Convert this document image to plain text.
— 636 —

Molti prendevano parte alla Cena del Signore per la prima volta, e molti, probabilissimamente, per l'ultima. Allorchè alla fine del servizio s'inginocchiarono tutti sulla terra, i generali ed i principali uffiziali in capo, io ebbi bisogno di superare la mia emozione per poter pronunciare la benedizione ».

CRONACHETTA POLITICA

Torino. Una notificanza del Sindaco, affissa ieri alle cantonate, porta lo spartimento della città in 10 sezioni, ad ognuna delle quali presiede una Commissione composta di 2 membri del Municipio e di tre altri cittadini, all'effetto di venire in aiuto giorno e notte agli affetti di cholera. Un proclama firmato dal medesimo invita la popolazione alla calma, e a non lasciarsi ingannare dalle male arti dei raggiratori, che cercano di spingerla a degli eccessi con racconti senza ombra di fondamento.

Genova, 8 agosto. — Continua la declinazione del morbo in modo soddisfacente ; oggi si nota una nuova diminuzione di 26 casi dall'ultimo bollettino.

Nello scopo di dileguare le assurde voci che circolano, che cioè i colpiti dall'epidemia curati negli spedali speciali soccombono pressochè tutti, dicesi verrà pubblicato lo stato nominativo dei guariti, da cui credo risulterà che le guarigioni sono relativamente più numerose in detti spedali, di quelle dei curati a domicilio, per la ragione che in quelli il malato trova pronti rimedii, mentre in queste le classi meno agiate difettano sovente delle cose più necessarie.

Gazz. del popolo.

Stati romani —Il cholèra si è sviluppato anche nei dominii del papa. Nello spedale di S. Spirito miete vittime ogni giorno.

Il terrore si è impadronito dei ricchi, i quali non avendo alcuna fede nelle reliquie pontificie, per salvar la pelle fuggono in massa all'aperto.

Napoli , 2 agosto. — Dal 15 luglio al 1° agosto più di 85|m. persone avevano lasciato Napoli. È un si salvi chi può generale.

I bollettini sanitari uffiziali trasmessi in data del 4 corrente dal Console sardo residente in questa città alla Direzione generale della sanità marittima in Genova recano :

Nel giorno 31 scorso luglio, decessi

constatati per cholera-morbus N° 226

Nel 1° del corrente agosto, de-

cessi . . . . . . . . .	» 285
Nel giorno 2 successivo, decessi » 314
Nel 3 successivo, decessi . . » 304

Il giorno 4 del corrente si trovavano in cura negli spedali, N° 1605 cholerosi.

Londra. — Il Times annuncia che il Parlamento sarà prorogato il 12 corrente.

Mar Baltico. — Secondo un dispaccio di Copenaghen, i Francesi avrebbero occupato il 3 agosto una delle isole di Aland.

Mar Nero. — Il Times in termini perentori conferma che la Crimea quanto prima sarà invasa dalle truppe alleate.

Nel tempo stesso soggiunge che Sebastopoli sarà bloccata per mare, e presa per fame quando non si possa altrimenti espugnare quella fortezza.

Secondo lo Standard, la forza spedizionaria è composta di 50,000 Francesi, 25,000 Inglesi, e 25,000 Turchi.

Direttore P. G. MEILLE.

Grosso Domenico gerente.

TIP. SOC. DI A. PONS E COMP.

> **What you are asked to do**: Show every line of the listing in which the string "sarà" can be found.

> **Full answer**:
Londra. — Il Times annuncia che il Parlamento sarà prorogato il 12 corrente.
Mar Nero. — Il Times in termini perentori conferma che la Crimea quanto prima sarà invasa dalle truppe alleate.
Nel tempo stesso soggiunge che Sebastopoli sarà bloccata per mare, e presa per fame quando non si possa altrimenti espugnare quella fortezza.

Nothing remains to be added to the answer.